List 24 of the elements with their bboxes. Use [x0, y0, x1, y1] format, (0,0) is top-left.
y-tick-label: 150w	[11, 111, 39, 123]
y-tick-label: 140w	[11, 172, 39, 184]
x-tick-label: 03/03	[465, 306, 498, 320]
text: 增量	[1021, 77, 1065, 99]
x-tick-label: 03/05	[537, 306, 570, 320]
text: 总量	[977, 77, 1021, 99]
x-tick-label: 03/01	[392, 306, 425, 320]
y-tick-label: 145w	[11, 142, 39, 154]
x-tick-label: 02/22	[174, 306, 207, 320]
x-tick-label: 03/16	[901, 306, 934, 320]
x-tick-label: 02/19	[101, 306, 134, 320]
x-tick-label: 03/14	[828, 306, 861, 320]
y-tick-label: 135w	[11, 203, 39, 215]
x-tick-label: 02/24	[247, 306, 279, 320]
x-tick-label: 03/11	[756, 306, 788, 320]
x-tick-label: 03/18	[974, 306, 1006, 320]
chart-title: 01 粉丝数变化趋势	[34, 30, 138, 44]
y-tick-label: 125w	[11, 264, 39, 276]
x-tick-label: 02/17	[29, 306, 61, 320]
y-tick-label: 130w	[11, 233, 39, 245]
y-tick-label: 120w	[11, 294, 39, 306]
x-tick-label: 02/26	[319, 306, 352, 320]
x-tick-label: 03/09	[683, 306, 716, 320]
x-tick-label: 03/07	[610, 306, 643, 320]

Exercise objective:
Rewrite the rows above, substituting "y-axis-label" for each occurrence of "y-tick-label" and keeping everything else the same.

Solution:
List 24 of the elements with their bboxes. Use [x0, y0, x1, y1] format, (0,0) is top-left.
y-axis-label: 150w	[11, 111, 39, 123]
y-axis-label: 140w	[11, 172, 39, 184]
x-tick-label: 03/03	[465, 306, 498, 320]
text: 增量	[1021, 77, 1065, 99]
x-tick-label: 03/05	[537, 306, 570, 320]
text: 总量	[977, 77, 1021, 99]
x-tick-label: 03/01	[392, 306, 425, 320]
y-axis-label: 145w	[11, 142, 39, 154]
x-tick-label: 02/22	[174, 306, 207, 320]
x-tick-label: 03/16	[901, 306, 934, 320]
x-tick-label: 02/19	[101, 306, 134, 320]
x-tick-label: 03/14	[828, 306, 861, 320]
y-axis-label: 135w	[11, 203, 39, 215]
x-tick-label: 02/24	[247, 306, 279, 320]
x-tick-label: 03/11	[756, 306, 788, 320]
x-tick-label: 03/18	[974, 306, 1006, 320]
chart-title: 01 粉丝数变化趋势	[34, 30, 138, 44]
y-axis-label: 125w	[11, 264, 39, 276]
x-tick-label: 02/17	[29, 306, 61, 320]
y-axis-label: 130w	[11, 233, 39, 245]
y-axis-label: 120w	[11, 294, 39, 306]
x-tick-label: 02/26	[319, 306, 352, 320]
x-tick-label: 03/09	[683, 306, 716, 320]
x-tick-label: 03/07	[610, 306, 643, 320]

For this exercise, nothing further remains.